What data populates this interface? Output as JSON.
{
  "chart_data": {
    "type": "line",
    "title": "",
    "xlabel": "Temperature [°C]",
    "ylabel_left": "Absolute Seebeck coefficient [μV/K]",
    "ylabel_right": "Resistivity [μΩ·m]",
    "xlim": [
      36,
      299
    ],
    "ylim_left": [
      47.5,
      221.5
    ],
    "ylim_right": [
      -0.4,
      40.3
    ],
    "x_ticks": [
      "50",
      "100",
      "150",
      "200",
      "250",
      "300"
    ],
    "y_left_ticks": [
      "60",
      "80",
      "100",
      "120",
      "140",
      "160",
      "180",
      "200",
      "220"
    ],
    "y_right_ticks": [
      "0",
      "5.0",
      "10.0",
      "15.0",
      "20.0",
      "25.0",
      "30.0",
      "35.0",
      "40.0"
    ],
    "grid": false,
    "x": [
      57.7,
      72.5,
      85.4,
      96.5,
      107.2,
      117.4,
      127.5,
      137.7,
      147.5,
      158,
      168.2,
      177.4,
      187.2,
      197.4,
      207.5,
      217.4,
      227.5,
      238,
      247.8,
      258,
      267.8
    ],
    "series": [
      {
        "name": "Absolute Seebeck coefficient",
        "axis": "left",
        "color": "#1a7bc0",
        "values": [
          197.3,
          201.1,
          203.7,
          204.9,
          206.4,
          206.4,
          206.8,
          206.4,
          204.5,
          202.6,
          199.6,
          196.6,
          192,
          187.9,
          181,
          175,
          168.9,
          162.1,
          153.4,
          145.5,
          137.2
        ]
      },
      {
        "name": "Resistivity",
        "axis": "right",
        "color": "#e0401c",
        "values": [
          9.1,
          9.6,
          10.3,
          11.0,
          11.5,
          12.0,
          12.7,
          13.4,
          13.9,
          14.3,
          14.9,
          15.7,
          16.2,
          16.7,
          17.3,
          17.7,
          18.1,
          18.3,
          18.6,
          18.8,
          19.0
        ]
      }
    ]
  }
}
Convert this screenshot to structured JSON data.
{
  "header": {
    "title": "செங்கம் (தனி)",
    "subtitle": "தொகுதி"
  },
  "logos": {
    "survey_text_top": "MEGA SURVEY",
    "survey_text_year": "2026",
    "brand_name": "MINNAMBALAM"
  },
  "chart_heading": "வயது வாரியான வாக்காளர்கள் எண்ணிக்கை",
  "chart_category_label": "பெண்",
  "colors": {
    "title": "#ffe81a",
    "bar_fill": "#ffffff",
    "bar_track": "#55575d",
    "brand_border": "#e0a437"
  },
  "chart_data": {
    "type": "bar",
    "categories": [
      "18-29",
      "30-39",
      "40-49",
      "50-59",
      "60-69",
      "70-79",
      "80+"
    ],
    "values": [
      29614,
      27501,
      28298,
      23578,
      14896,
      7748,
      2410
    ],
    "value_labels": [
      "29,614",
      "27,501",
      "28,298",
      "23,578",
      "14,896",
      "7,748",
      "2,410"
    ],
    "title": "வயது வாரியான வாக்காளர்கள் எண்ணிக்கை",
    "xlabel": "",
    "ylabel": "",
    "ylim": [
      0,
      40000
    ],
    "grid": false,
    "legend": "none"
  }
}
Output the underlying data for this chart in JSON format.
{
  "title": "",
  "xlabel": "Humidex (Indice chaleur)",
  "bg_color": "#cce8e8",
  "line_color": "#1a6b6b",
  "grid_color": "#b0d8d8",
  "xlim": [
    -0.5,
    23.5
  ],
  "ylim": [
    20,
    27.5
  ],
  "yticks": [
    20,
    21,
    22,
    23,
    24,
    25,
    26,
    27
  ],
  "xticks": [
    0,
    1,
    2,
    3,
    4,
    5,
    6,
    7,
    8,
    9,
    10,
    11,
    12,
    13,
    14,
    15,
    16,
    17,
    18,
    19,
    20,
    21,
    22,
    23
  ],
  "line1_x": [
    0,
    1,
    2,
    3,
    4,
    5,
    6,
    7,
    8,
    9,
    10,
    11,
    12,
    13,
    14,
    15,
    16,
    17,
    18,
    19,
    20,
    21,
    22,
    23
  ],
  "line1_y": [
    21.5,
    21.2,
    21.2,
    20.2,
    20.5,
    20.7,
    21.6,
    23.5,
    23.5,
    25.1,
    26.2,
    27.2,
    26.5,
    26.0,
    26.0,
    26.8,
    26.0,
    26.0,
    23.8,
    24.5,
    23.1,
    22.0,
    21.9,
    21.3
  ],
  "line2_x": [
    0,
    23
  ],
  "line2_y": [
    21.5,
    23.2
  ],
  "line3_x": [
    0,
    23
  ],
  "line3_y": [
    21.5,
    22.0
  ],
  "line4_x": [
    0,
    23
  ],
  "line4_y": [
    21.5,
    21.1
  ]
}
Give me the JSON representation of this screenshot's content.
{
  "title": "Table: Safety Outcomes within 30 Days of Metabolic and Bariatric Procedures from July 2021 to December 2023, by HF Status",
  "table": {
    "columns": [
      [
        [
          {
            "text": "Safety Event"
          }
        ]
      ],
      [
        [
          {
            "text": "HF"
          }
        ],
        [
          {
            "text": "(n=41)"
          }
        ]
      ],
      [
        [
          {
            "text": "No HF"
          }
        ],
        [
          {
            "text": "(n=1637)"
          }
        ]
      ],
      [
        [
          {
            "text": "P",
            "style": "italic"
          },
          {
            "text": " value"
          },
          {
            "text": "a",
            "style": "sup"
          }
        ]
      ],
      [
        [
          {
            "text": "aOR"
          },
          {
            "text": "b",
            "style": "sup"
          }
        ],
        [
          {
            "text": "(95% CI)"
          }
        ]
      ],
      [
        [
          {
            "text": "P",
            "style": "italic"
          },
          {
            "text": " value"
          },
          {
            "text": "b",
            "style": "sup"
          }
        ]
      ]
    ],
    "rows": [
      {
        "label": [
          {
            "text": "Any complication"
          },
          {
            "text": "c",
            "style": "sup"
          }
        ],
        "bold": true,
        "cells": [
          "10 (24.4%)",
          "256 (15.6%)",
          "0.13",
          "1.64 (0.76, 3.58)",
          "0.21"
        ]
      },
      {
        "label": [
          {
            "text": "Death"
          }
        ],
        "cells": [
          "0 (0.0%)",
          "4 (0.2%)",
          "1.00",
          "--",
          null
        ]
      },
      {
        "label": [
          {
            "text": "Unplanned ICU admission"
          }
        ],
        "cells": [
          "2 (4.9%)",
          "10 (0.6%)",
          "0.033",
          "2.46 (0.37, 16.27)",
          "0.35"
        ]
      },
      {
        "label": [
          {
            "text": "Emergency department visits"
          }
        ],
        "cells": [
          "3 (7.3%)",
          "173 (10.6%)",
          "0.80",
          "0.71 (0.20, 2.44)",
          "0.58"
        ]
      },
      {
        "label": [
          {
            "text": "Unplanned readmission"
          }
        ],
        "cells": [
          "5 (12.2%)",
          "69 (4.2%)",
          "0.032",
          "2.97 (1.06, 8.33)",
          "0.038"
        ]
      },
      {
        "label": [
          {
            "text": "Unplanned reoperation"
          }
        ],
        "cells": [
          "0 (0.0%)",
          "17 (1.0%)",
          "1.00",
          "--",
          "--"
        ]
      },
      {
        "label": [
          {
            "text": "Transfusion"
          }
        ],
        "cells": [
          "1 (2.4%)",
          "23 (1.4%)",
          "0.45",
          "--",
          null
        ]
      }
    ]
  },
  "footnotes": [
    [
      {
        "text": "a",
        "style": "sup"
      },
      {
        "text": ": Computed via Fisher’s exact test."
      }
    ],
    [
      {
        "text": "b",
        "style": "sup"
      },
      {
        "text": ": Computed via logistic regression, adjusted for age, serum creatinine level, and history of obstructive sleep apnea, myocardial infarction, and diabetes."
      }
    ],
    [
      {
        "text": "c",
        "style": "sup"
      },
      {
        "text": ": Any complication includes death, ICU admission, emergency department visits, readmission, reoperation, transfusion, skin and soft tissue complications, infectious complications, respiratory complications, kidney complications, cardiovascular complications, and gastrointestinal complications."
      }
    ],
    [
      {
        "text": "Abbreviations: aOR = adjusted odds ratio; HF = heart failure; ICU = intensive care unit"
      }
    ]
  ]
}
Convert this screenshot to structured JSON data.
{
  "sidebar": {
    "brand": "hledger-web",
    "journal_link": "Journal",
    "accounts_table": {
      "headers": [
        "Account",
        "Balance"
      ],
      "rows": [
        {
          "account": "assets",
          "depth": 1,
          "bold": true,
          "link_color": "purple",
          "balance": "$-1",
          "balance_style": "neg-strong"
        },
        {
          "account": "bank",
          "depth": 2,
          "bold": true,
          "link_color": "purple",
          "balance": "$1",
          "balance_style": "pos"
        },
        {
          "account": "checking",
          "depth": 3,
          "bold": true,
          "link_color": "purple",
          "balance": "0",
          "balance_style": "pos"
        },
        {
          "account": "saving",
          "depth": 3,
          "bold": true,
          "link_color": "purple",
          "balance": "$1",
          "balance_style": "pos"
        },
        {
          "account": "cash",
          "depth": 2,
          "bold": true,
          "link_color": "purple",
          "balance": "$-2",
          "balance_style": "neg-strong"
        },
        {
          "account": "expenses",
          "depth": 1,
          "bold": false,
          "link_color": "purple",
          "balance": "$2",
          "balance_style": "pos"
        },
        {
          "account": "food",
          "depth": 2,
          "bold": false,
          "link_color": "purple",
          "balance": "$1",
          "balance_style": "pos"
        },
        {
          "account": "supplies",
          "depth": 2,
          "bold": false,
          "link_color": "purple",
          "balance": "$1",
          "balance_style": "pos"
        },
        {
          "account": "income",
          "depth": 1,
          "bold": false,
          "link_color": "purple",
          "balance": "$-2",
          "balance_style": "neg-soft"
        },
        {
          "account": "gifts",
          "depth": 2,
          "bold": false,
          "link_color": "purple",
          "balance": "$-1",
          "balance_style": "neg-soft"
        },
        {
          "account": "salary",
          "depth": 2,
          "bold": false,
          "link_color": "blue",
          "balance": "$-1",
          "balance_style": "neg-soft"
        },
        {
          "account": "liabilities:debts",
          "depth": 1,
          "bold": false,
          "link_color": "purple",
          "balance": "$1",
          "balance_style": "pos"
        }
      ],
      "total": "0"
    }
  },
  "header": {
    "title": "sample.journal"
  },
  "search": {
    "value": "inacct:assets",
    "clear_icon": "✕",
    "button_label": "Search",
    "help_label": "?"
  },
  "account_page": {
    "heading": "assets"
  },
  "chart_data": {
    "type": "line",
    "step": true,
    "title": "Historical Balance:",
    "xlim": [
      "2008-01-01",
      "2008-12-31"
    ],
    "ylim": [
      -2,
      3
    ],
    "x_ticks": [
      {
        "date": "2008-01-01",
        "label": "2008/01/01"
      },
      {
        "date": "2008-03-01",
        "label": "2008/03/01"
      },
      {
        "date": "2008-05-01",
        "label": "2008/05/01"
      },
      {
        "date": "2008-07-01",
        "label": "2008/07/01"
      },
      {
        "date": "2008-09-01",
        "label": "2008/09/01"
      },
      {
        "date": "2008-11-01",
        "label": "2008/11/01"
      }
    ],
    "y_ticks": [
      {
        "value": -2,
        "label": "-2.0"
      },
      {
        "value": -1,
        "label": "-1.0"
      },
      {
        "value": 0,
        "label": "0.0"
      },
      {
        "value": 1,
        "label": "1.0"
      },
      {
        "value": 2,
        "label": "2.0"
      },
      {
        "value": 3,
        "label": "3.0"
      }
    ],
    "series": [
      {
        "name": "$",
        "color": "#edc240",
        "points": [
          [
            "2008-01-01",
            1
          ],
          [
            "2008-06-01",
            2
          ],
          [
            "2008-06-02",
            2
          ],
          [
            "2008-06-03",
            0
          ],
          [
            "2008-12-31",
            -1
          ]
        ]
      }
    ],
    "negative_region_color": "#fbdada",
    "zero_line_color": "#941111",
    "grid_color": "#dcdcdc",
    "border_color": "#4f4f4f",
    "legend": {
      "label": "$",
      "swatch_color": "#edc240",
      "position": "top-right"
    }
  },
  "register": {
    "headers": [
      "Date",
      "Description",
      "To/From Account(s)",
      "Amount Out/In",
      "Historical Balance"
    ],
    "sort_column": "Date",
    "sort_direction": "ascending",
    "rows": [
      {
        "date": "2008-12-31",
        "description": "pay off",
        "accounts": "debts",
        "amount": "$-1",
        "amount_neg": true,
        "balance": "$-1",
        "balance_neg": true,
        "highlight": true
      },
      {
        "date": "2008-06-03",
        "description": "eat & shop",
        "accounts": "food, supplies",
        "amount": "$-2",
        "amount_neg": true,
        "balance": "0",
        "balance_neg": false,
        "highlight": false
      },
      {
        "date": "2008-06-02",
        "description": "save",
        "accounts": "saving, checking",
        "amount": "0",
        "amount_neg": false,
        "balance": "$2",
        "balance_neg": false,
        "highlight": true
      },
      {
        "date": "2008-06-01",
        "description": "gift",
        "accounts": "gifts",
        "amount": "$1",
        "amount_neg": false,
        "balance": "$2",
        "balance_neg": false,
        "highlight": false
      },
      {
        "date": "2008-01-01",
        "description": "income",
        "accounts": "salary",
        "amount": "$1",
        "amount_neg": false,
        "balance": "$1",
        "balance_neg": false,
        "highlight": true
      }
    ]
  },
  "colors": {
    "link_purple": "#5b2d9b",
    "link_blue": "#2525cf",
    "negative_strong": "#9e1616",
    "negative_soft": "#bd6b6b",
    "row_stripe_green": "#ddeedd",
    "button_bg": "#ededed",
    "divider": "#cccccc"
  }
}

********************

Goal: Copy out every line with the word "xlabel".

Reply:
    "xlabel": "Temperature [°C]",
    "xlabel": "",
  "xlabel": "Humidex (Indice chaleur)",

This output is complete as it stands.